──────── Information shown ────────

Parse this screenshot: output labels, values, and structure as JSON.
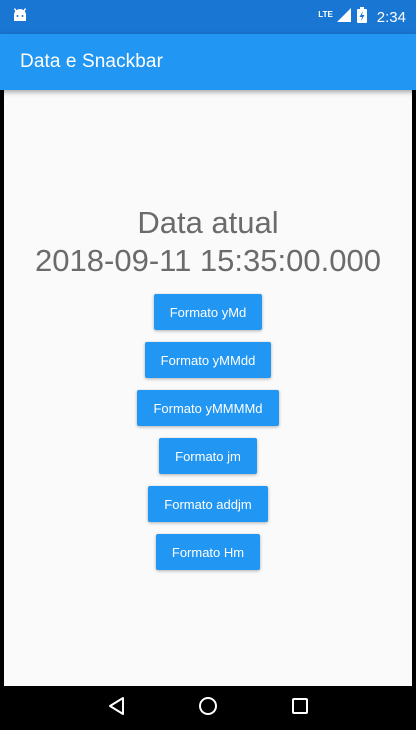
{
  "status_bar": {
    "network": "LTE",
    "time": "2:34",
    "icons": [
      "android-debug-icon",
      "signal-icon",
      "battery-charging-icon"
    ]
  },
  "app_bar": {
    "title": "Data e Snackbar",
    "color": "#2196F3"
  },
  "main": {
    "date_label": "Data atual",
    "date_value": "2018-09-11 15:35:00.000",
    "buttons": [
      {
        "label": "Formato yMd"
      },
      {
        "label": "Formato yMMdd"
      },
      {
        "label": "Formato yMMMMd"
      },
      {
        "label": "Formato jm"
      },
      {
        "label": "Formato addjm"
      },
      {
        "label": "Formato Hm"
      }
    ]
  },
  "nav_bar": {
    "icons": [
      "back-icon",
      "home-icon",
      "recents-icon"
    ]
  }
}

────────

> [Short task] Retype the records exactly. Any image in them should not appear in what you write.

> [Response to this task]
Parse this screenshot: output labels, values, and structure as JSON.
{
  "status_bar": {
    "network": "LTE",
    "time": "2:34",
    "icons": [
      "android-debug-icon",
      "signal-icon",
      "battery-charging-icon"
    ]
  },
  "app_bar": {
    "title": "Data e Snackbar",
    "color": "#2196F3"
  },
  "main": {
    "date_label": "Data atual",
    "date_value": "2018-09-11 15:35:00.000",
    "buttons": [
      {
        "label": "Formato yMd"
      },
      {
        "label": "Formato yMMdd"
      },
      {
        "label": "Formato yMMMMd"
      },
      {
        "label": "Formato jm"
      },
      {
        "label": "Formato addjm"
      },
      {
        "label": "Formato Hm"
      }
    ]
  },
  "nav_bar": {
    "icons": [
      "back-icon",
      "home-icon",
      "recents-icon"
    ]
  }
}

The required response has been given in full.